TASK INPUT -
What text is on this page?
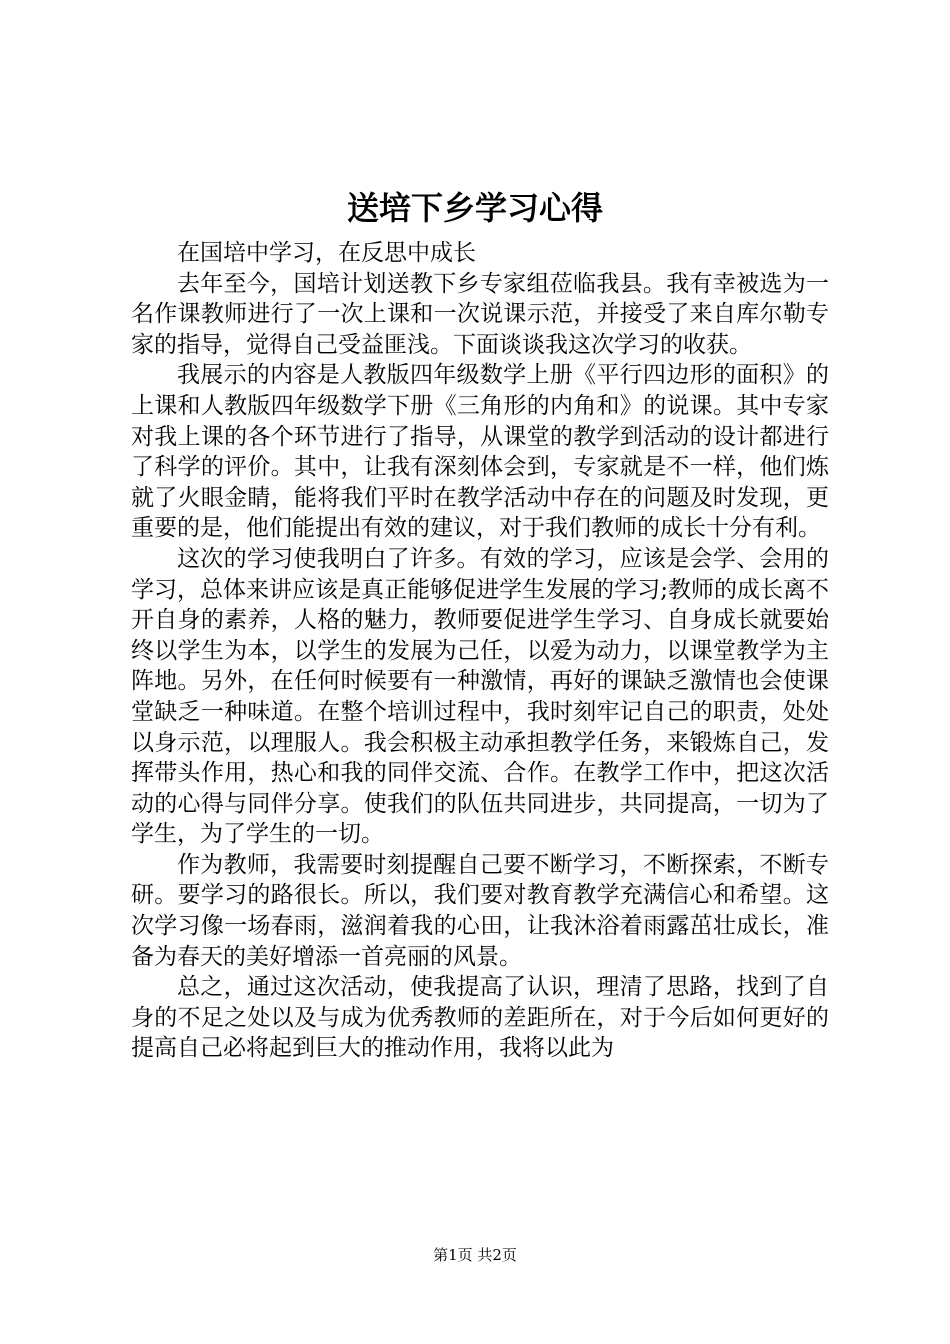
送培下乡学习心得

在国培中学习，在反思中成长

去年至今，国培计划送教下乡专家组莅临我县。我有幸被选为一名作课教师进行了一次上课和一次说课示范，并接受了来自库尔勒专家的指导，觉得自己受益匪浅。下面谈谈我这次学习的收获。

我展示的内容是人教版四年级数学上册《平行四边形的面积》的上课和人教版四年级数学下册《三角形的内角和》的说课。其中专家对我上课的各个环节进行了指导，从课堂的教学到活动的设计都进行了科学的评价。其中，让我有深刻体会到，专家就是不一样，他们炼就了火眼金睛，能将我们平时在教学活动中存在的问题及时发现，更重要的是，他们能提出有效的建议，对于我们教师的成长十分有利。

这次的学习使我明白了许多。有效的学习，应该是会学、会用的学习，总体来讲应该是真正能够促进学生发展的学习;教师的成长离不开自身的素养，人格的魅力，教师要促进学生学习、自身成长就要始终以学生为本，以学生的发展为己任，以爱为动力，以课堂教学为主阵地。另外，在任何时候要有一种激情，再好的课缺乏激情也会使课堂缺乏一种味道。在整个培训过程中，我时刻牢记自己的职责，处处以身示范，以理服人。我会积极主动承担教学任务，来锻炼自己，发挥带头作用，热心和我的同伴交流、合作。在教学工作中，把这次活动的心得与同伴分享。使我们的队伍共同进步，共同提高，一切为了学生，为了学生的一切。

作为教师，我需要时刻提醒自己要不断学习，不断探索，不断专研。要学习的路很长。所以，我们要对教育教学充满信心和希望。这次学习像一场春雨，滋润着我的心田，让我沐浴着雨露茁壮成长，准备为春天的美好增添一首亮丽的风景。

总之，通过这次活动，使我提高了认识，理清了思路，找到了自身的不足之处以及与成为优秀教师的差距所在，对于今后如何更好的提高自己必将起到巨大的推动作用，我将以此为

第1页 共2页
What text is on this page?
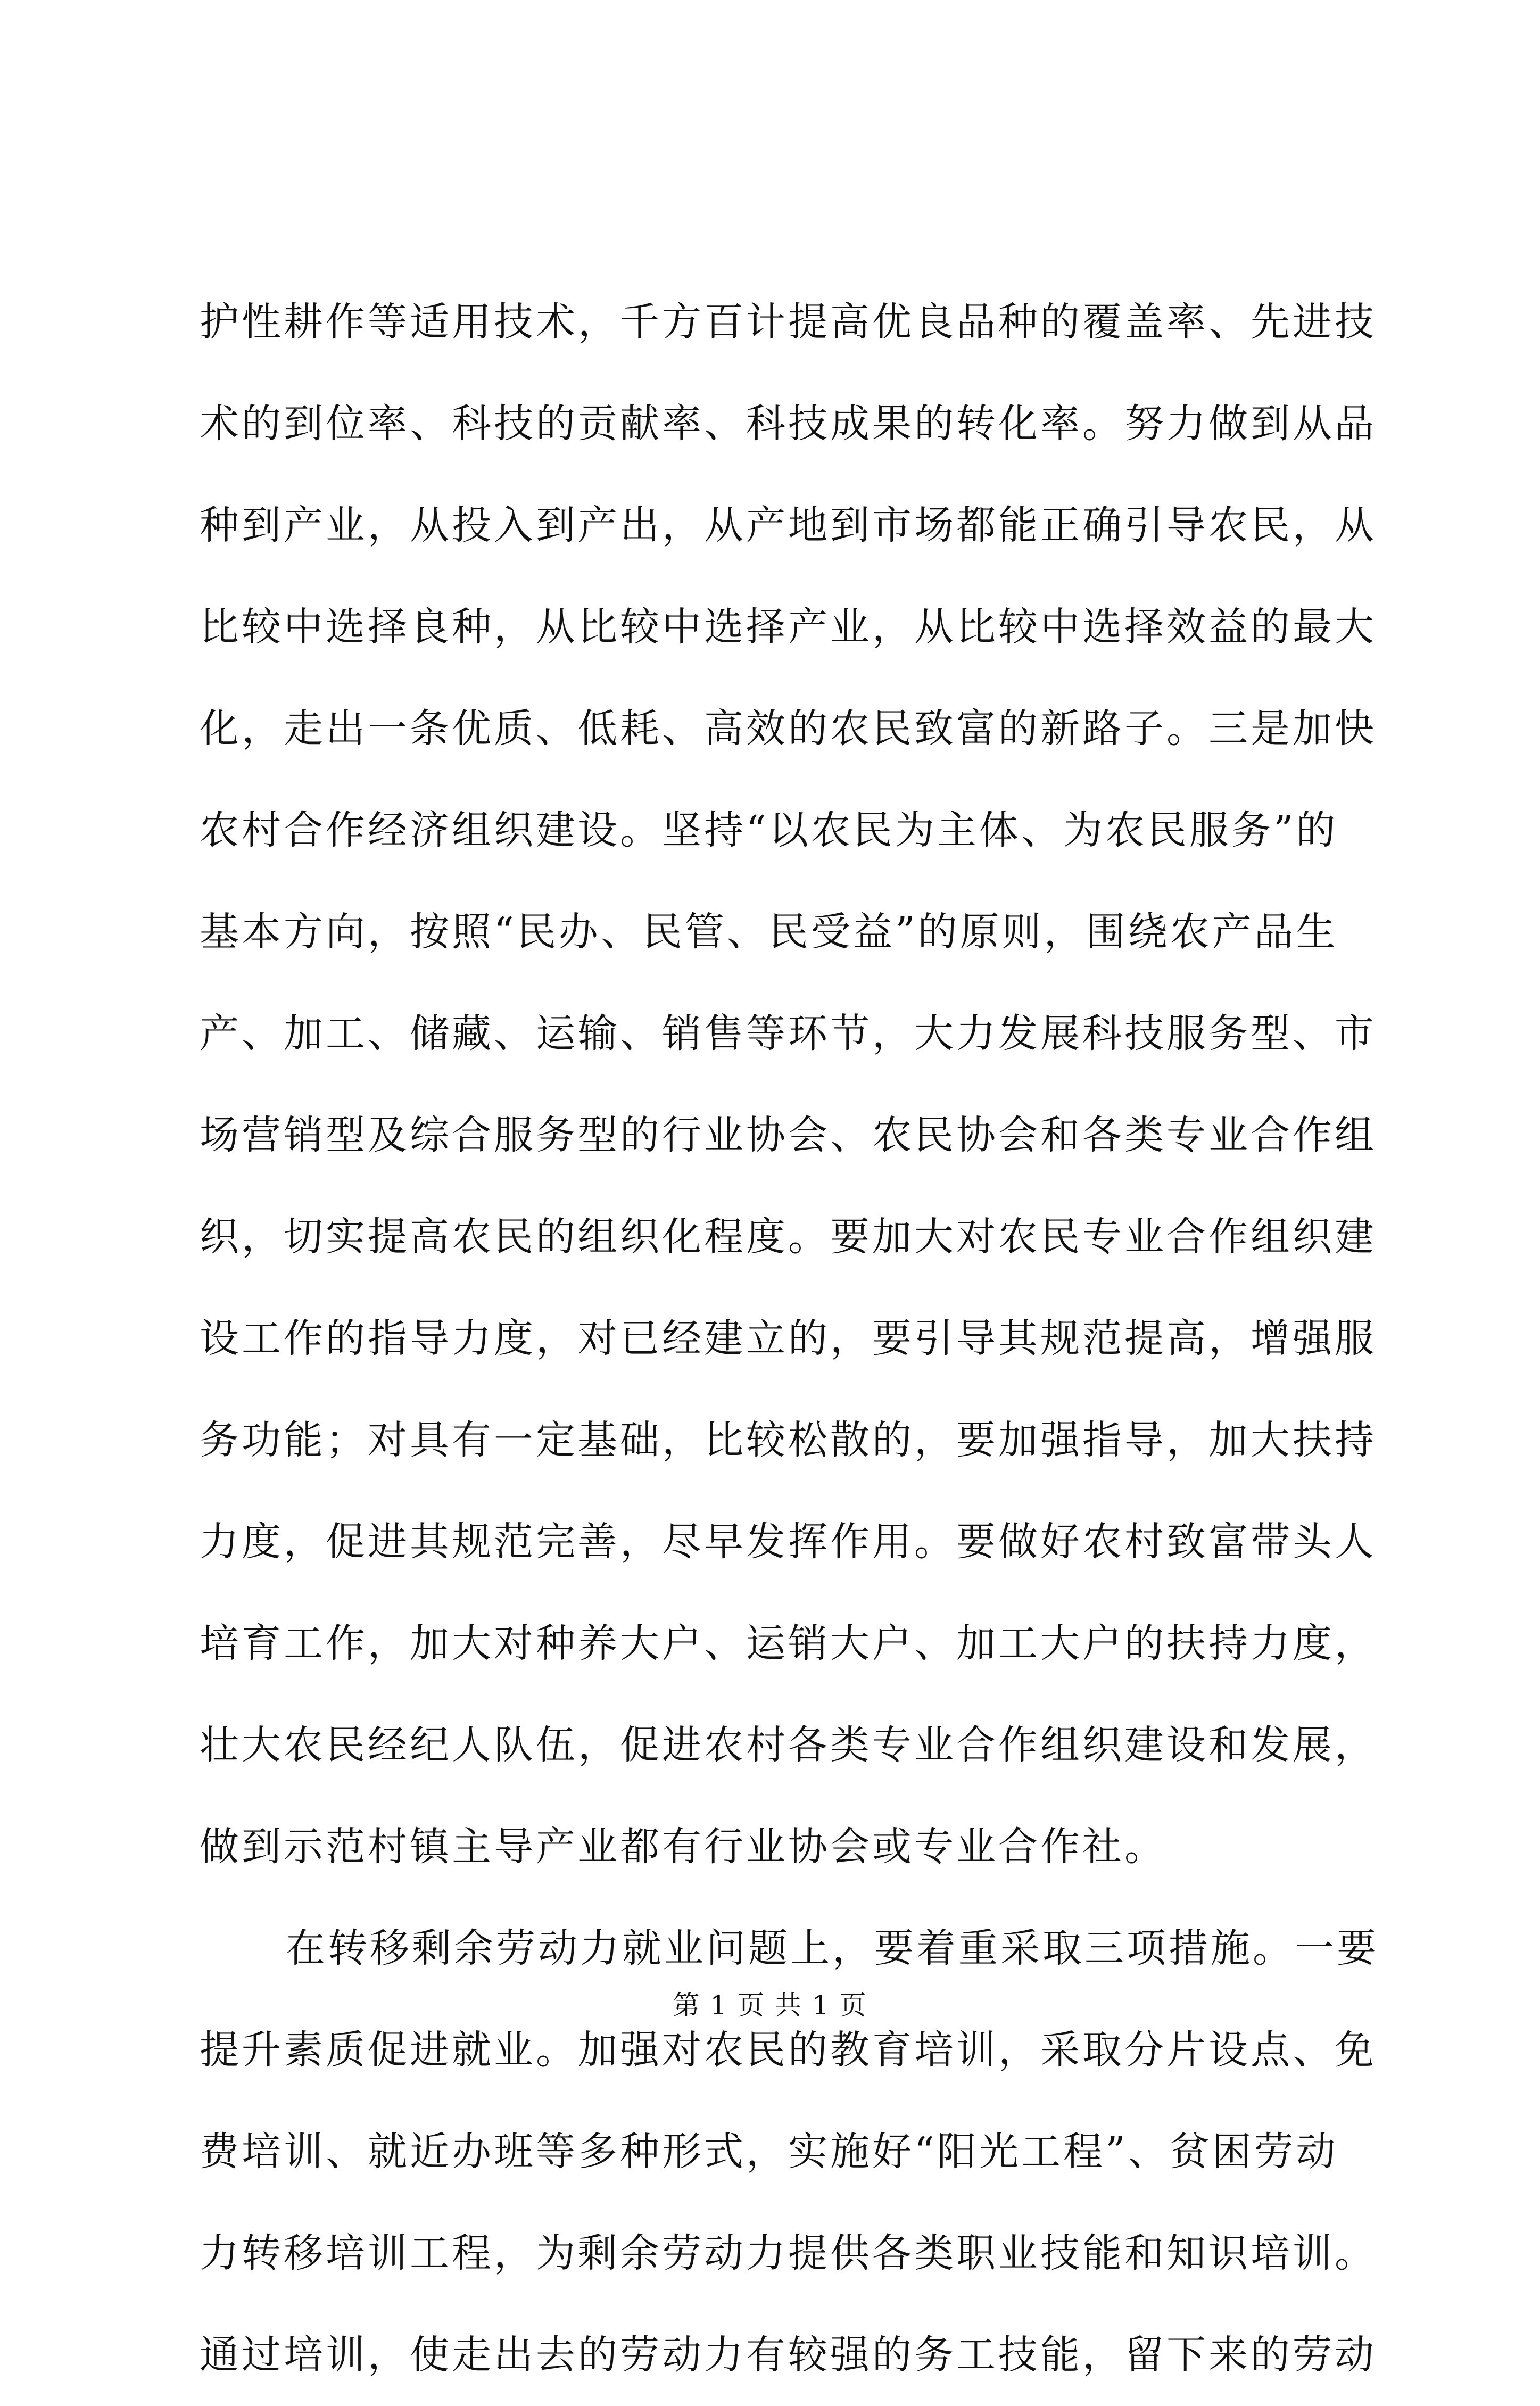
护性耕作等适用技术，千方百计提高优良品种的覆盖率、先进技
术的到位率、科技的贡献率、科技成果的转化率。努力做到从品
种到产业，从投入到产出，从产地到市场都能正确引导农民，从
比较中选择良种，从比较中选择产业，从比较中选择效益的最大
化，走出一条优质、低耗、高效的农民致富的新路子。三是加快
农村合作经济组织建设。坚持“以农民为主体、为农民服务”的
基本方向，按照“民办、民管、民受益”的原则，围绕农产品生
产、加工、储藏、运输、销售等环节，大力发展科技服务型、市
场营销型及综合服务型的行业协会、农民协会和各类专业合作组
织，切实提高农民的组织化程度。要加大对农民专业合作组织建
设工作的指导力度，对已经建立的，要引导其规范提高，增强服
务功能；对具有一定基础，比较松散的，要加强指导，加大扶持
力度，促进其规范完善，尽早发挥作用。要做好农村致富带头人
培育工作，加大对种养大户、运销大户、加工大户的扶持力度，
壮大农民经纪人队伍，促进农村各类专业合作组织建设和发展，
做到示范村镇主导产业都有行业协会或专业合作社。
在转移剩余劳动力就业问题上，要着重采取三项措施。一要
提升素质促进就业。加强对农民的教育培训，采取分片设点、免
费培训、就近办班等多种形式，实施好“阳光工程”、贫困劳动
力转移培训工程，为剩余劳动力提供各类职业技能和知识培训。
通过培训，使走出去的劳动力有较强的务工技能，留下来的劳动
第 1 页 共 1 页
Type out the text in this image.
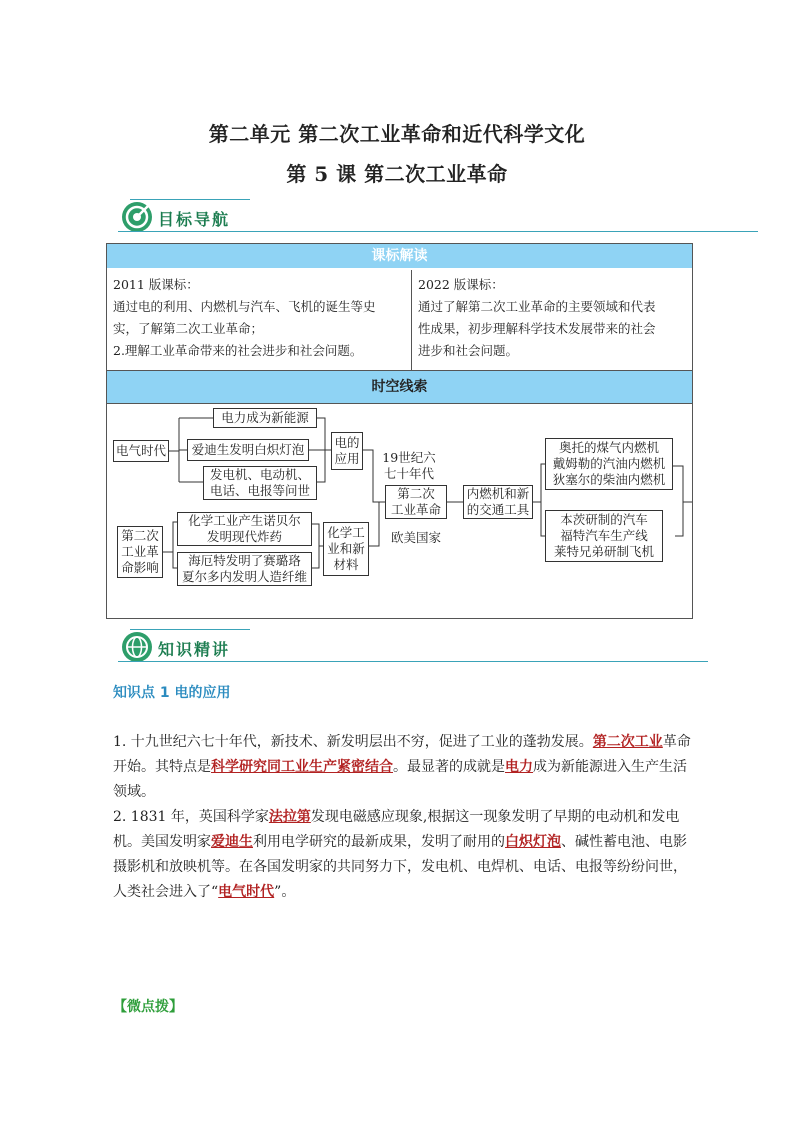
第二单元 第二次工业革命和近代科学文化
第 5 课 第二次工业革命
目标导航
课标解读
2011 版课标：
通过电的利用、内燃机与汽车、飞机的诞生等史
实，了解第二次工业革命；
2.理解工业革命带来的社会进步和社会问题。
2022 版课标：
通过了解第二次工业革命的主要领域和代表
性成果，初步理解科学技术发展带来的社会
进步和社会问题。
时空线索
电气时代
电力成为新能源
爱迪生发明白炽灯泡
发电机、电动机、
电话、电报等问世
电的
应用	19世纪六
七十年代
第二次
工业革命
欧美国家
内燃机和新
的交通工具
奥托的煤气内燃机
戴姆勒的汽油内燃机
狄塞尔的柴油内燃机
本茨研制的汽车
福特汽车生产线
莱特兄弟研制飞机
第二次
工业革
命影响
化学工业产生诺贝尔
发明现代炸药
海厄特发明了赛璐珞
夏尔多内发明人造纤维
化学工
业和新
材料
知识精讲
知识点 1 电的应用
1. 十九世纪六七十年代，新技术、新发明层出不穷，促进了工业的蓬勃发展。第二次工业革命开始。其特点是科学研究同工业生产紧密结合。最显著的成就是电力成为新能源进入生产生活领域。
2. 1831 年，英国科学家法拉第发现电磁感应现象,根据这一现象发明了早期的电动机和发电机。美国发明家爱迪生利用电学研究的最新成果，发明了耐用的白炽灯泡、碱性蓄电池、电影摄影机和放映机等。在各国发明家的共同努力下，发电机、电焊机、电话、电报等纷纷问世，人类社会进入了“电气时代”。
【微点拨】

DESCRIPTION OF THE TASK - Copy out all of the material exactly as written, without its pictures.

THE RESPONSE -
What text is on this page?
送培下乡学习心得

在国培中学习，在反思中成长

去年至今，国培计划送教下乡专家组莅临我县。我有幸被选为一名作课教师进行了一次上课和一次说课示范，并接受了来自库尔勒专家的指导，觉得自己受益匪浅。下面谈谈我这次学习的收获。

我展示的内容是人教版四年级数学上册《平行四边形的面积》的上课和人教版四年级数学下册《三角形的内角和》的说课。其中专家对我上课的各个环节进行了指导，从课堂的教学到活动的设计都进行了科学的评价。其中，让我有深刻体会到，专家就是不一样，他们炼就了火眼金睛，能将我们平时在教学活动中存在的问题及时发现，更重要的是，他们能提出有效的建议，对于我们教师的成长十分有利。

这次的学习使我明白了许多。有效的学习，应该是会学、会用的学习，总体来讲应该是真正能够促进学生发展的学习;教师的成长离不开自身的素养，人格的魅力，教师要促进学生学习、自身成长就要始终以学生为本，以学生的发展为己任，以爱为动力，以课堂教学为主阵地。另外，在任何时候要有一种激情，再好的课缺乏激情也会使课堂缺乏一种味道。在整个培训过程中，我时刻牢记自己的职责，处处以身示范，以理服人。我会积极主动承担教学任务，来锻炼自己，发挥带头作用，热心和我的同伴交流、合作。在教学工作中，把这次活动的心得与同伴分享。使我们的队伍共同进步，共同提高，一切为了学生，为了学生的一切。

作为教师，我需要时刻提醒自己要不断学习，不断探索，不断专研。要学习的路很长。所以，我们要对教育教学充满信心和希望。这次学习像一场春雨，滋润着我的心田，让我沐浴着雨露茁壮成长，准备为春天的美好增添一首亮丽的风景。

总之，通过这次活动，使我提高了认识，理清了思路，找到了自身的不足之处以及与成为优秀教师的差距所在，对于今后如何更好的提高自己必将起到巨大的推动作用，我将以此为

第1页 共2页
What text is on this page?
护性耕作等适用技术，千方百计提高优良品种的覆盖率、先进技
术的到位率、科技的贡献率、科技成果的转化率。努力做到从品
种到产业，从投入到产出，从产地到市场都能正确引导农民，从
比较中选择良种，从比较中选择产业，从比较中选择效益的最大
化，走出一条优质、低耗、高效的农民致富的新路子。三是加快
农村合作经济组织建设。坚持“以农民为主体、为农民服务”的
基本方向，按照“民办、民管、民受益”的原则，围绕农产品生
产、加工、储藏、运输、销售等环节，大力发展科技服务型、市
场营销型及综合服务型的行业协会、农民协会和各类专业合作组
织，切实提高农民的组织化程度。要加大对农民专业合作组织建
设工作的指导力度，对已经建立的，要引导其规范提高，增强服
务功能；对具有一定基础，比较松散的，要加强指导，加大扶持
力度，促进其规范完善，尽早发挥作用。要做好农村致富带头人
培育工作，加大对种养大户、运销大户、加工大户的扶持力度，
壮大农民经纪人队伍，促进农村各类专业合作组织建设和发展，
做到示范村镇主导产业都有行业协会或专业合作社。
在转移剩余劳动力就业问题上，要着重采取三项措施。一要
提升素质促进就业。加强对农民的教育培训，采取分片设点、免
费培训、就近办班等多种形式，实施好“阳光工程”、贫困劳动
力转移培训工程，为剩余劳动力提供各类职业技能和知识培训。
通过培训，使走出去的劳动力有较强的务工技能，留下来的劳动
第 1 页 共 1 页
Type out the text in this image.
第二单元 第二次工业革命和近代科学文化
第 5 课 第二次工业革命
目标导航
课标解读
2011 版课标：
通过电的利用、内燃机与汽车、飞机的诞生等史
实，了解第二次工业革命；
2.理解工业革命带来的社会进步和社会问题。
2022 版课标：
通过了解第二次工业革命的主要领域和代表
性成果，初步理解科学技术发展带来的社会
进步和社会问题。
时空线索
电气时代
电力成为新能源
爱迪生发明白炽灯泡
发电机、电动机、
电话、电报等问世
电的
应用	19世纪六
七十年代
第二次
工业革命
欧美国家
内燃机和新
的交通工具
奥托的煤气内燃机
戴姆勒的汽油内燃机
狄塞尔的柴油内燃机
本茨研制的汽车
福特汽车生产线
莱特兄弟研制飞机
第二次
工业革
命影响
化学工业产生诺贝尔
发明现代炸药
海厄特发明了赛璐珞
夏尔多内发明人造纤维
化学工
业和新
材料
知识精讲
知识点 1 电的应用
1. 十九世纪六七十年代，新技术、新发明层出不穷，促进了工业的蓬勃发展。第二次工业革命开始。其特点是科学研究同工业生产紧密结合。最显著的成就是电力成为新能源进入生产生活领域。
2. 1831 年，英国科学家法拉第发现电磁感应现象,根据这一现象发明了早期的电动机和发电机。美国发明家爱迪生利用电学研究的最新成果，发明了耐用的白炽灯泡、碱性蓄电池、电影摄影机和放映机等。在各国发明家的共同努力下，发电机、电焊机、电话、电报等纷纷问世，人类社会进入了“电气时代”。
【微点拨】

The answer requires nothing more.